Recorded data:
►
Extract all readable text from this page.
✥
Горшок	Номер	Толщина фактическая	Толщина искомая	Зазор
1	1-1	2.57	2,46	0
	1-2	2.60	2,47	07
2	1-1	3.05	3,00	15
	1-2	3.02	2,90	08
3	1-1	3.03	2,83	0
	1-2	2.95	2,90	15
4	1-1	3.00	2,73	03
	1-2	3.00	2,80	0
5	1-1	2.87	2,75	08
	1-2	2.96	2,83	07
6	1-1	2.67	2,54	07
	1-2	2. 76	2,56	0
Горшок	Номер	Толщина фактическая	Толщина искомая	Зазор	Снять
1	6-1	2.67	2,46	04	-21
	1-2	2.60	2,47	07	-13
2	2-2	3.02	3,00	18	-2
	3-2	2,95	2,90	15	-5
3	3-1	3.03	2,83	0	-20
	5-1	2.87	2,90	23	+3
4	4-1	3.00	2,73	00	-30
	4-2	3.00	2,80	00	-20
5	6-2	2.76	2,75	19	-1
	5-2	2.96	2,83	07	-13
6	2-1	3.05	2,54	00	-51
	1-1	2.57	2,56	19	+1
◄
Reproduce all of the records exactly.

Extract all readable text from this page.
✥
Горшок	Номер	Толщина фактическая	Толщина искомая	Зазор
1	1-1	2.57	2,46	0
	1-2	2.60	2,47	07
2	1-1	3.05	3,00	15
	1-2	3.02	2,90	08
3	1-1	3.03	2,83	0
	1-2	2.95	2,90	15
4	1-1	3.00	2,73	03
	1-2	3.00	2,80	0
5	1-1	2.87	2,75	08
	1-2	2.96	2,83	07
6	1-1	2.67	2,54	07
	1-2	2. 76	2,56	0
Горшок	Номер	Толщина фактическая	Толщина искомая	Зазор	Снять
1	6-1	2.67	2,46	04	-21
	1-2	2.60	2,47	07	-13
2	2-2	3.02	3,00	18	-2
	3-2	2,95	2,90	15	-5
3	3-1	3.03	2,83	0	-20
	5-1	2.87	2,90	23	+3
4	4-1	3.00	2,73	00	-30
	4-2	3.00	2,80	00	-20
5	6-2	2.76	2,75	19	-1
	5-2	2.96	2,83	07	-13
6	2-1	3.05	2,54	00	-51
	1-1	2.57	2,56	19	+1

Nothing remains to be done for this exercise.